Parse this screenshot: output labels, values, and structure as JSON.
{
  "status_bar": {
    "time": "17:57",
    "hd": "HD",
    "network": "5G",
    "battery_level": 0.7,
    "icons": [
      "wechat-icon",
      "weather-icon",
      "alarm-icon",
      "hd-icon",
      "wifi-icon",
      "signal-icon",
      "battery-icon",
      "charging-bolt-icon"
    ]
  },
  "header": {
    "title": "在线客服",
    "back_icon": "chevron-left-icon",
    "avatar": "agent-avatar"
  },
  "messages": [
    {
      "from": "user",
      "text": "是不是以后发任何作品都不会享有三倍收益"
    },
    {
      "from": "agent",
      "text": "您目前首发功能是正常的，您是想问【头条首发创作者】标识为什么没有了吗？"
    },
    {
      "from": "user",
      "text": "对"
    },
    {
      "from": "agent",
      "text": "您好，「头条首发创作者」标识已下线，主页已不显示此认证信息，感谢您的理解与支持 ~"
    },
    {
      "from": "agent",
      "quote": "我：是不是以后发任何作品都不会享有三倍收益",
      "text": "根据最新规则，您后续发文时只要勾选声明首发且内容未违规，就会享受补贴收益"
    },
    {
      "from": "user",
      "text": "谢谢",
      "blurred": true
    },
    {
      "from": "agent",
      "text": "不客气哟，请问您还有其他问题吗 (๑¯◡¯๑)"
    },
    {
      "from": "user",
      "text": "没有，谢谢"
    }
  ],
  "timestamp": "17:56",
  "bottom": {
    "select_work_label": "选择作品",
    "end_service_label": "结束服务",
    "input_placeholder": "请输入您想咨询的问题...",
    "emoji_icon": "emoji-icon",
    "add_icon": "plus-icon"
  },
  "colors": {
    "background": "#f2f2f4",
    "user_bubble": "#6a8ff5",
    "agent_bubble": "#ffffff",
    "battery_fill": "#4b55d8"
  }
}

# WHAT IS BEING ASKED
Please set down each line of the records exactly as given.

# CORRECT ANSWER
Parse this screenshot: output labels, values, and structure as JSON.
{
  "status_bar": {
    "time": "17:57",
    "hd": "HD",
    "network": "5G",
    "battery_level": 0.7,
    "icons": [
      "wechat-icon",
      "weather-icon",
      "alarm-icon",
      "hd-icon",
      "wifi-icon",
      "signal-icon",
      "battery-icon",
      "charging-bolt-icon"
    ]
  },
  "header": {
    "title": "在线客服",
    "back_icon": "chevron-left-icon",
    "avatar": "agent-avatar"
  },
  "messages": [
    {
      "from": "user",
      "text": "是不是以后发任何作品都不会享有三倍收益"
    },
    {
      "from": "agent",
      "text": "您目前首发功能是正常的，您是想问【头条首发创作者】标识为什么没有了吗？"
    },
    {
      "from": "user",
      "text": "对"
    },
    {
      "from": "agent",
      "text": "您好，「头条首发创作者」标识已下线，主页已不显示此认证信息，感谢您的理解与支持 ~"
    },
    {
      "from": "agent",
      "quote": "我：是不是以后发任何作品都不会享有三倍收益",
      "text": "根据最新规则，您后续发文时只要勾选声明首发且内容未违规，就会享受补贴收益"
    },
    {
      "from": "user",
      "text": "谢谢",
      "blurred": true
    },
    {
      "from": "agent",
      "text": "不客气哟，请问您还有其他问题吗 (๑¯◡¯๑)"
    },
    {
      "from": "user",
      "text": "没有，谢谢"
    }
  ],
  "timestamp": "17:56",
  "bottom": {
    "select_work_label": "选择作品",
    "end_service_label": "结束服务",
    "input_placeholder": "请输入您想咨询的问题...",
    "emoji_icon": "emoji-icon",
    "add_icon": "plus-icon"
  },
  "colors": {
    "background": "#f2f2f4",
    "user_bubble": "#6a8ff5",
    "agent_bubble": "#ffffff",
    "battery_fill": "#4b55d8"
  }
}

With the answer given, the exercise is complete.